━━━ Recorded information

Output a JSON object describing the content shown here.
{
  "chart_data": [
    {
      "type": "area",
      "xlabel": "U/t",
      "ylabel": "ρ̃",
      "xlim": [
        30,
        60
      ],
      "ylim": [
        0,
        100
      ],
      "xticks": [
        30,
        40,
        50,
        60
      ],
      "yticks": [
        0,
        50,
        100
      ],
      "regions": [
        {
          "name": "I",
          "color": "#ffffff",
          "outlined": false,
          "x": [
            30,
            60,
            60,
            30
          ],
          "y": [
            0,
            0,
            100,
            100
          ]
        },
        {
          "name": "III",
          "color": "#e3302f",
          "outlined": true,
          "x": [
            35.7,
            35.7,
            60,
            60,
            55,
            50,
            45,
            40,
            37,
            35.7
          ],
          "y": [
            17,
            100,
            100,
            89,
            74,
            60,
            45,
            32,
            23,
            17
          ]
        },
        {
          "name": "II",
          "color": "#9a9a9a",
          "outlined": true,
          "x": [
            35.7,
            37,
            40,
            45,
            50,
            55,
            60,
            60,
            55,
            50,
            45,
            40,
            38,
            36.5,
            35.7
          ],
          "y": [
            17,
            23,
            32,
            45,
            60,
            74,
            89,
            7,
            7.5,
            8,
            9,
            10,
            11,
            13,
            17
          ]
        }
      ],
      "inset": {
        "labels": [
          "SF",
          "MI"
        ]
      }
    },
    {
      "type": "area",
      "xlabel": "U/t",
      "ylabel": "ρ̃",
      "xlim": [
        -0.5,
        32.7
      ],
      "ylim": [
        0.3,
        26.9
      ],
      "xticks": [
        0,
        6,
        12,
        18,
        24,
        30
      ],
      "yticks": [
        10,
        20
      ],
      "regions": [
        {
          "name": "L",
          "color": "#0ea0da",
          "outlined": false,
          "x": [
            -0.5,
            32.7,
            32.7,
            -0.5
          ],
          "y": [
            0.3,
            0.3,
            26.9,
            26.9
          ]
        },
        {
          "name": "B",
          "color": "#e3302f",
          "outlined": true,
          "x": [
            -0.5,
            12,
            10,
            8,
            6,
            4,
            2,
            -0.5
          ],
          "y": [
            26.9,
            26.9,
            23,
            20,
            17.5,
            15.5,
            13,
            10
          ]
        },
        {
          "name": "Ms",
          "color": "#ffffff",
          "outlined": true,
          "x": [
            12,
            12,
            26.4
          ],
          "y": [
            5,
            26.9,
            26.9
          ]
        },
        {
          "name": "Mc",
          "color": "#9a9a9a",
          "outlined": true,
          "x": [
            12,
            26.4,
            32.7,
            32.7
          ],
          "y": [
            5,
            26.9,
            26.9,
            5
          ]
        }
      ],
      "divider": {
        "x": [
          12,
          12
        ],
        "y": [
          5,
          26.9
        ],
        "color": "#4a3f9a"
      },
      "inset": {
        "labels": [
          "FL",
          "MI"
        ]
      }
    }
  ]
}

━━━━━━

◆ Goal
Quote all the records exactly, please, leaving none out.

◆ Task solution
Output a JSON object describing the content shown here.
{
  "chart_data": [
    {
      "type": "area",
      "xlabel": "U/t",
      "ylabel": "ρ̃",
      "xlim": [
        30,
        60
      ],
      "ylim": [
        0,
        100
      ],
      "xticks": [
        30,
        40,
        50,
        60
      ],
      "yticks": [
        0,
        50,
        100
      ],
      "regions": [
        {
          "name": "I",
          "color": "#ffffff",
          "outlined": false,
          "x": [
            30,
            60,
            60,
            30
          ],
          "y": [
            0,
            0,
            100,
            100
          ]
        },
        {
          "name": "III",
          "color": "#e3302f",
          "outlined": true,
          "x": [
            35.7,
            35.7,
            60,
            60,
            55,
            50,
            45,
            40,
            37,
            35.7
          ],
          "y": [
            17,
            100,
            100,
            89,
            74,
            60,
            45,
            32,
            23,
            17
          ]
        },
        {
          "name": "II",
          "color": "#9a9a9a",
          "outlined": true,
          "x": [
            35.7,
            37,
            40,
            45,
            50,
            55,
            60,
            60,
            55,
            50,
            45,
            40,
            38,
            36.5,
            35.7
          ],
          "y": [
            17,
            23,
            32,
            45,
            60,
            74,
            89,
            7,
            7.5,
            8,
            9,
            10,
            11,
            13,
            17
          ]
        }
      ],
      "inset": {
        "labels": [
          "SF",
          "MI"
        ]
      }
    },
    {
      "type": "area",
      "xlabel": "U/t",
      "ylabel": "ρ̃",
      "xlim": [
        -0.5,
        32.7
      ],
      "ylim": [
        0.3,
        26.9
      ],
      "xticks": [
        0,
        6,
        12,
        18,
        24,
        30
      ],
      "yticks": [
        10,
        20
      ],
      "regions": [
        {
          "name": "L",
          "color": "#0ea0da",
          "outlined": false,
          "x": [
            -0.5,
            32.7,
            32.7,
            -0.5
          ],
          "y": [
            0.3,
            0.3,
            26.9,
            26.9
          ]
        },
        {
          "name": "B",
          "color": "#e3302f",
          "outlined": true,
          "x": [
            -0.5,
            12,
            10,
            8,
            6,
            4,
            2,
            -0.5
          ],
          "y": [
            26.9,
            26.9,
            23,
            20,
            17.5,
            15.5,
            13,
            10
          ]
        },
        {
          "name": "Ms",
          "color": "#ffffff",
          "outlined": true,
          "x": [
            12,
            12,
            26.4
          ],
          "y": [
            5,
            26.9,
            26.9
          ]
        },
        {
          "name": "Mc",
          "color": "#9a9a9a",
          "outlined": true,
          "x": [
            12,
            26.4,
            32.7,
            32.7
          ],
          "y": [
            5,
            26.9,
            26.9,
            5
          ]
        }
      ],
      "divider": {
        "x": [
          12,
          12
        ],
        "y": [
          5,
          26.9
        ],
        "color": "#4a3f9a"
      },
      "inset": {
        "labels": [
          "FL",
          "MI"
        ]
      }
    }
  ]
}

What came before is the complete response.